Task to complete
Read through the entries below and return each line with the word "title".

Dataset excerpts
┄┄┄┄┄┄┄┄┄┄┄┄┄┄┄┄┄┄┄┄

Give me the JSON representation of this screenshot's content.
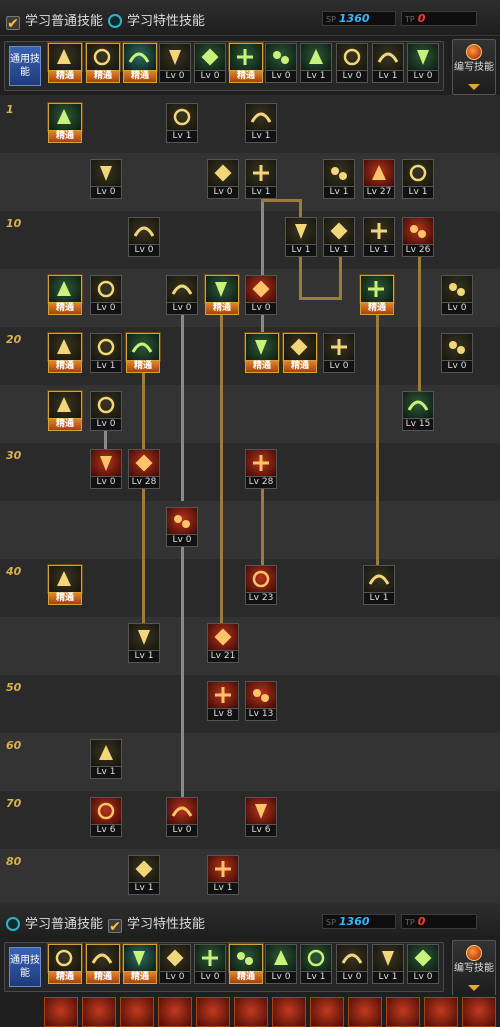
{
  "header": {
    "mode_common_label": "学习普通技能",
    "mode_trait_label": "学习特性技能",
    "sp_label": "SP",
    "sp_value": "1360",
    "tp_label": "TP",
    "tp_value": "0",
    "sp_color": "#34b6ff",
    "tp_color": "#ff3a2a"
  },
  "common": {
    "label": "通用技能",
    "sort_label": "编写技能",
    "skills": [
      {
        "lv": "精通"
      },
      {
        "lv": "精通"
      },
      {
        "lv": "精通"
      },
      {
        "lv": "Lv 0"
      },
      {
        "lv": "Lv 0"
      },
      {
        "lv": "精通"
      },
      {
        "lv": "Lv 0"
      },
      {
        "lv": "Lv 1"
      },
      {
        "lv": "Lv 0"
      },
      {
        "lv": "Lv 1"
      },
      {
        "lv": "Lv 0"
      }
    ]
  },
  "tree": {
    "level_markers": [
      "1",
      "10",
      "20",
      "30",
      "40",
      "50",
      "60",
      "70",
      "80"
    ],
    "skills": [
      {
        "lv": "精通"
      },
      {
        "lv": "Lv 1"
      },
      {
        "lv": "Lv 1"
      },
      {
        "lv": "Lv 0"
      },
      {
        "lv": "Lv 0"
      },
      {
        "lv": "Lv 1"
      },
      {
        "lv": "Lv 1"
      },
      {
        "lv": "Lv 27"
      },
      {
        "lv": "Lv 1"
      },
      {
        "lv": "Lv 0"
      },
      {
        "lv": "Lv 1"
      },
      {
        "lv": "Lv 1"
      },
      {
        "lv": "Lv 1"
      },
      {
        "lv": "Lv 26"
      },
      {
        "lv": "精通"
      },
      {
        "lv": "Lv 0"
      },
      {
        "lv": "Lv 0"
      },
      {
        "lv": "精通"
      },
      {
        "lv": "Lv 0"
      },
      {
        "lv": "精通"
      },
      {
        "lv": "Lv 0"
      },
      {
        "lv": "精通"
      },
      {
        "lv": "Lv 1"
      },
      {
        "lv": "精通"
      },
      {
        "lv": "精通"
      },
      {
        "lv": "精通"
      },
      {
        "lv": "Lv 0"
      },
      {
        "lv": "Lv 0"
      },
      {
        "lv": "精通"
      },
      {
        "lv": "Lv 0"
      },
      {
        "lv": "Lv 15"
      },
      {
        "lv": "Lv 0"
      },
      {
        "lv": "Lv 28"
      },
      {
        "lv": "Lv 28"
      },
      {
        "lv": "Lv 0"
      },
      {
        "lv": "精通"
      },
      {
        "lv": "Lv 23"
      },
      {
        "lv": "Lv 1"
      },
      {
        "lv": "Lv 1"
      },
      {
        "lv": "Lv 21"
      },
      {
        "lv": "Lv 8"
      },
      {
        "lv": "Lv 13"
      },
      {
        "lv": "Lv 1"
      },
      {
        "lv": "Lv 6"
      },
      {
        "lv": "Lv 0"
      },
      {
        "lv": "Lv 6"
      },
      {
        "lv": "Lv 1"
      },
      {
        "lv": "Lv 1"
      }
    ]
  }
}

┄┄┄┄┄┄┄┄┄┄┄┄┄┄┄┄┄┄┄┄

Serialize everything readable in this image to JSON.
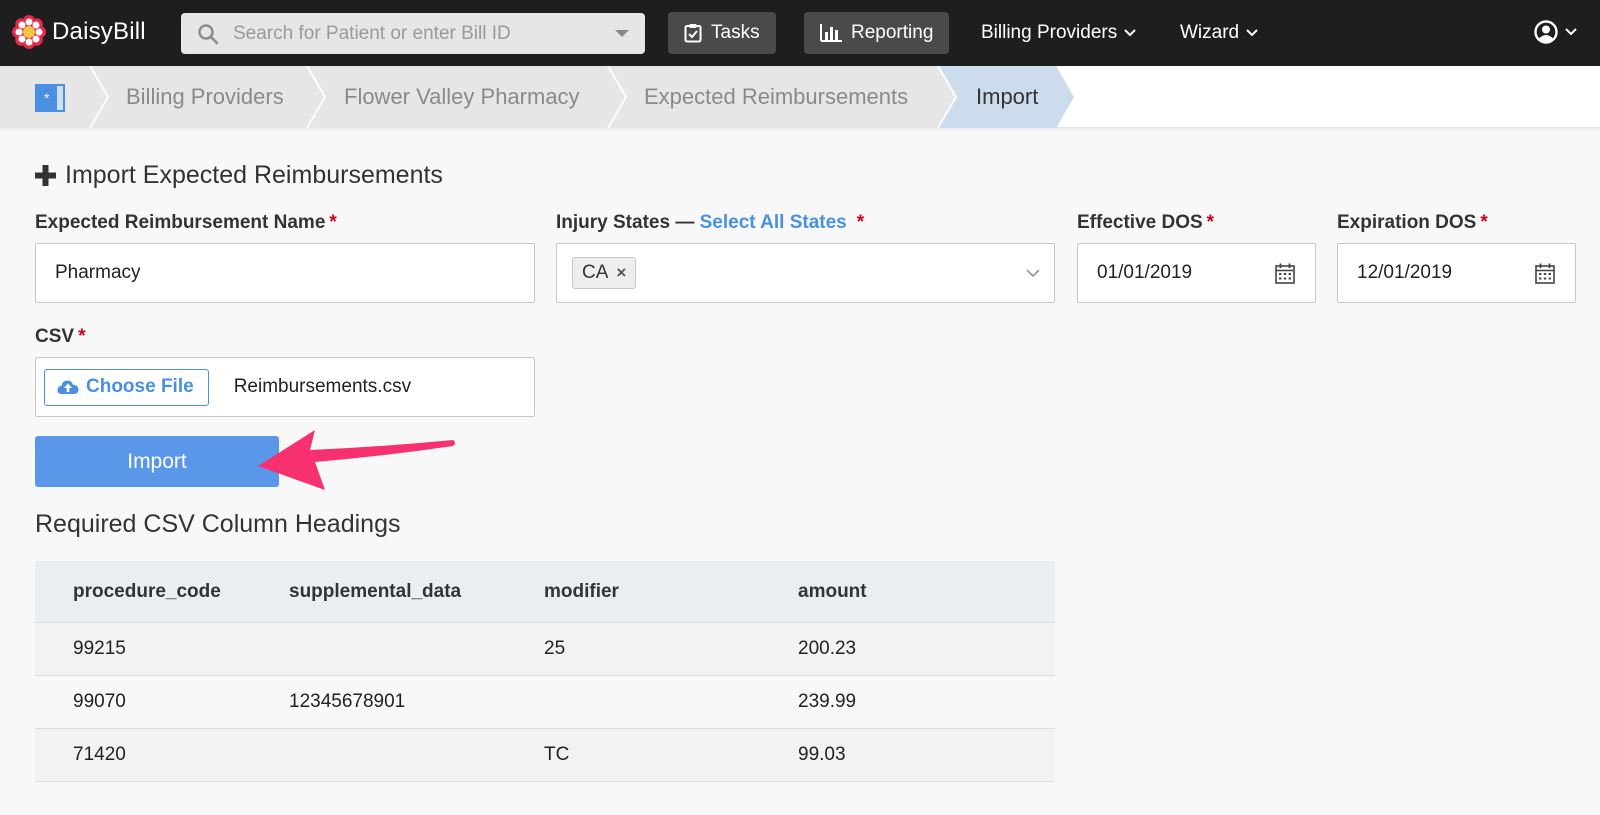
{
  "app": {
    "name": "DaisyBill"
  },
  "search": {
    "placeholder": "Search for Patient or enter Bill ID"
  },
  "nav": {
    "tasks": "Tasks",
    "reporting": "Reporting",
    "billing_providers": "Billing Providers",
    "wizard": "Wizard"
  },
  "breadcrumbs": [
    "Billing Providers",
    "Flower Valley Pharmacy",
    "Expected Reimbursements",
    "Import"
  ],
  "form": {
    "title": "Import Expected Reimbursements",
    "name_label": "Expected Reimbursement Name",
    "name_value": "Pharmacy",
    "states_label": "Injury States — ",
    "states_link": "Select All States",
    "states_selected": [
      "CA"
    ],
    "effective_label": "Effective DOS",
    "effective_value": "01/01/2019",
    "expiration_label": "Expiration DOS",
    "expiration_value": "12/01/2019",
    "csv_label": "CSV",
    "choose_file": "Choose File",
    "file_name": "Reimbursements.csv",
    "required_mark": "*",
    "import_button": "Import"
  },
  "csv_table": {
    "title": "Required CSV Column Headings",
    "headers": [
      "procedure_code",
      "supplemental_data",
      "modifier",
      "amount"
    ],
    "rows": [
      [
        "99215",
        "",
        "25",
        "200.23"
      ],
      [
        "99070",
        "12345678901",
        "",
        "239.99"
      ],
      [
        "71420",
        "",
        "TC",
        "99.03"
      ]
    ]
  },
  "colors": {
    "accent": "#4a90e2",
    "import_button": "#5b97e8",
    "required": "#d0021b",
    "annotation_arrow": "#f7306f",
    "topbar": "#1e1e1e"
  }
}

┄┄┄┄┄┄┄┄┄┄┄┄┄┄┄┄┄┄┄┄

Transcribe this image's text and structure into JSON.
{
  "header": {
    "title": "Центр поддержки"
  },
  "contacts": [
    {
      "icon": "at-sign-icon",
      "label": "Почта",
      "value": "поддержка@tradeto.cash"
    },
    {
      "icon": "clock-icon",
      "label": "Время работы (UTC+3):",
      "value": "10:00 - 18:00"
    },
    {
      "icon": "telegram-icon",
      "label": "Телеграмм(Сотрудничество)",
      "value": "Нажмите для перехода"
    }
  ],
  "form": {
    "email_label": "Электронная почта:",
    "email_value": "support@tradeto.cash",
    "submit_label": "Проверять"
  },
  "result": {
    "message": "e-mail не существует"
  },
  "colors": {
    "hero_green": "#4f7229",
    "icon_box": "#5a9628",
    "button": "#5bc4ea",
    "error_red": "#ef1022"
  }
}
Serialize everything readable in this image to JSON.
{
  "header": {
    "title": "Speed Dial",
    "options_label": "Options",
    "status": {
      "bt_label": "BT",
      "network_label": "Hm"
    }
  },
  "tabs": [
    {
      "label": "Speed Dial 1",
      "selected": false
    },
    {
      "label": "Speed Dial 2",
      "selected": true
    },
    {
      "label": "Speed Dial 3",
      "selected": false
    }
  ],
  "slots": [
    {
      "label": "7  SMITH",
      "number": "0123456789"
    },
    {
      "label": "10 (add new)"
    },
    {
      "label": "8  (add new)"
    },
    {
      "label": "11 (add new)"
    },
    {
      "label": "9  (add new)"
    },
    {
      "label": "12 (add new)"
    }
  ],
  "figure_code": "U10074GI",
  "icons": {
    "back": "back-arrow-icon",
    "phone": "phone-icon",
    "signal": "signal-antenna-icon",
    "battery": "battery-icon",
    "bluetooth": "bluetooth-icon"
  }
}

┄┄┄┄┄┄┄┄┄┄┄┄┄┄┄┄┄┄┄┄

Result below
    "title": "Import Expected Reimbursements",
    "title": "Required CSV Column Headings",
    "title": "Центр поддержки"
    "title": "Speed Dial",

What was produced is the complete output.